Which lines in the records below contain the word "West"? Copy each one.
___ SOURCE DATA ___
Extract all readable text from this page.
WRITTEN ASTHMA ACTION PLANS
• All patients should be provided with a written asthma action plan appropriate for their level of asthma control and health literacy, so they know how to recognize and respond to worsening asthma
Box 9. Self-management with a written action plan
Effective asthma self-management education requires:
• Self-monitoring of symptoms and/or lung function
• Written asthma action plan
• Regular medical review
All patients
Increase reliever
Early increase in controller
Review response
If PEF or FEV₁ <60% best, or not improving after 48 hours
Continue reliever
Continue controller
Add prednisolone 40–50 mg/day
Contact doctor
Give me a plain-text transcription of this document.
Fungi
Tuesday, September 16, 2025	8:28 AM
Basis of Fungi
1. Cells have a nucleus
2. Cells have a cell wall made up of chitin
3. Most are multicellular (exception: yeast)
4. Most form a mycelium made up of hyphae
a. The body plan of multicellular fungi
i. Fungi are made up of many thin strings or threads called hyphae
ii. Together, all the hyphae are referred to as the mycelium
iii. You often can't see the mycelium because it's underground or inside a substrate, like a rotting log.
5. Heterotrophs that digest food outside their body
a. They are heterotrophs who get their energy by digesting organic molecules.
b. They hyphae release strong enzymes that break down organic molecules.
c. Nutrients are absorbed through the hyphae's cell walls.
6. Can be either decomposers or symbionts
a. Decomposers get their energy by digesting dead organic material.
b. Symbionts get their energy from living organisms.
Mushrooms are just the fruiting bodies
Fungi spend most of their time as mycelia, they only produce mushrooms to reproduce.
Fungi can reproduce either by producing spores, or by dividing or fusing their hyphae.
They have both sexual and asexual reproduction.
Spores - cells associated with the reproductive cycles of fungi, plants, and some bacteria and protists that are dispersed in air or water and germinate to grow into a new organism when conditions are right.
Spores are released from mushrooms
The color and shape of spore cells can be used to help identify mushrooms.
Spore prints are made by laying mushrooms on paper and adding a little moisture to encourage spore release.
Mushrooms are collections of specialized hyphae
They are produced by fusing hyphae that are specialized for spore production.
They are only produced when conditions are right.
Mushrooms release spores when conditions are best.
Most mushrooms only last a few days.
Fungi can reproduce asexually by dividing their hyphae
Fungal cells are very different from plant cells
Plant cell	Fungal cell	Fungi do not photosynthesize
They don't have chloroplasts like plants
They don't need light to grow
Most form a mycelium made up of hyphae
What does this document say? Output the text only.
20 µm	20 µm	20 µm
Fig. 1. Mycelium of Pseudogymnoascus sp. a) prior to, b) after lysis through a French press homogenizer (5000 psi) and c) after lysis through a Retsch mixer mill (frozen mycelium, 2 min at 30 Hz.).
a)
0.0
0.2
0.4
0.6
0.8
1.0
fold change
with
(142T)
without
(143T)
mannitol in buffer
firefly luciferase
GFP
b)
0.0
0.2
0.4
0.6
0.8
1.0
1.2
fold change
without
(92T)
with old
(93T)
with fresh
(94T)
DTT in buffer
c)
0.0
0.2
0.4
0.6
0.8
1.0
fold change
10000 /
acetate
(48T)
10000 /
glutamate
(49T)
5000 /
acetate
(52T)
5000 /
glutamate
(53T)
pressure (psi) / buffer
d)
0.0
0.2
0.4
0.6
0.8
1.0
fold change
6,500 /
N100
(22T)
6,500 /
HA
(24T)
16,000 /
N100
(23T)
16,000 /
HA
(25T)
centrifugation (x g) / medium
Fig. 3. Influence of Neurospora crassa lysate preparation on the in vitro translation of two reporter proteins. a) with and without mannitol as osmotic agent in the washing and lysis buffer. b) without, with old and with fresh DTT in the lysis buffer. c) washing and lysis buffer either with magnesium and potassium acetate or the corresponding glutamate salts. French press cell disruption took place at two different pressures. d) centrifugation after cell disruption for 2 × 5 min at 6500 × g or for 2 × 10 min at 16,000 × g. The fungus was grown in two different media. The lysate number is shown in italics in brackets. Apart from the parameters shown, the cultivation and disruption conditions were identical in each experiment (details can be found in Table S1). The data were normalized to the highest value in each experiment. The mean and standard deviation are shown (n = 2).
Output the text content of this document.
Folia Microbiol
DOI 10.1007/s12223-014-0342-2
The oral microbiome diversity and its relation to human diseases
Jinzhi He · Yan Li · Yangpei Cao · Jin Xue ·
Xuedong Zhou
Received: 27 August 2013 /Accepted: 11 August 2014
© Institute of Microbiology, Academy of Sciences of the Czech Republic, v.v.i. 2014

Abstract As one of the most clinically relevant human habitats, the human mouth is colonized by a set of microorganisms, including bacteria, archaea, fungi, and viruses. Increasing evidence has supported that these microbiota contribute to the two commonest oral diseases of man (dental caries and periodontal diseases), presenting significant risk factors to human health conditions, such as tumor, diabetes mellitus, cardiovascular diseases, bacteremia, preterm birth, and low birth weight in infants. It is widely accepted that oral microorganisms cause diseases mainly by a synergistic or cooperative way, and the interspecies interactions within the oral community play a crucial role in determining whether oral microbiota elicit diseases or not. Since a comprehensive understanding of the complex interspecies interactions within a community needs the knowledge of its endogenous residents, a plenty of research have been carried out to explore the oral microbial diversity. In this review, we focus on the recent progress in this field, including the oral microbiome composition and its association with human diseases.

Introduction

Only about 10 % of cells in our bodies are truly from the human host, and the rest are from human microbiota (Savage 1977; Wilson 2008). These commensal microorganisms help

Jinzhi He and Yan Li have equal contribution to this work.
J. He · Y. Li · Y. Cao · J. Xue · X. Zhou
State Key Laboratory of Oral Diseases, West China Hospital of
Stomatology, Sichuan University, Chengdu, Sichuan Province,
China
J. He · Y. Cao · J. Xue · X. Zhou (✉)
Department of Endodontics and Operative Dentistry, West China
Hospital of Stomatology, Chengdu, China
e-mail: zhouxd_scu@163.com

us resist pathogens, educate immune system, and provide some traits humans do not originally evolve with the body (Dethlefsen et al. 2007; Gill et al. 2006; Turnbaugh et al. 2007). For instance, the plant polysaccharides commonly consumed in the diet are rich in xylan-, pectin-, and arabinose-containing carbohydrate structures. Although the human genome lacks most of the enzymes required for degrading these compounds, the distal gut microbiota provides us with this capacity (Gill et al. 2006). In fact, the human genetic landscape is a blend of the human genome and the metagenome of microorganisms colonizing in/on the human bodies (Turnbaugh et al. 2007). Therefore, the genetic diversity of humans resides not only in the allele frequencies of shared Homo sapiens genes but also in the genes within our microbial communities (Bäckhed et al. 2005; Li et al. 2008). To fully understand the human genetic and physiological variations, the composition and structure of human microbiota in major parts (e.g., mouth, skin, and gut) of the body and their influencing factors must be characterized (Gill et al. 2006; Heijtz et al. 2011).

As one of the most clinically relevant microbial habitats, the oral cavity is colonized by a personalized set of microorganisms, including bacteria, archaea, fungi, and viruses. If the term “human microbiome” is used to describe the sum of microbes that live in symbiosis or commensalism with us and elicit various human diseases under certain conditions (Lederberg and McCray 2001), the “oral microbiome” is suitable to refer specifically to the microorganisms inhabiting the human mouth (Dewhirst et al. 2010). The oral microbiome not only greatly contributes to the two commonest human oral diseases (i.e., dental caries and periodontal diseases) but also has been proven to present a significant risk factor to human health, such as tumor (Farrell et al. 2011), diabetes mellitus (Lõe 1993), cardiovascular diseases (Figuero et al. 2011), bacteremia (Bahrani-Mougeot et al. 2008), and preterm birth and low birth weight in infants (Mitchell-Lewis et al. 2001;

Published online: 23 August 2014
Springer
___
▶ _COMPLETED TASK_:
State Key Laboratory of Oral Diseases, West China Hospital of
Department of Endodontics and Operative Dentistry, West China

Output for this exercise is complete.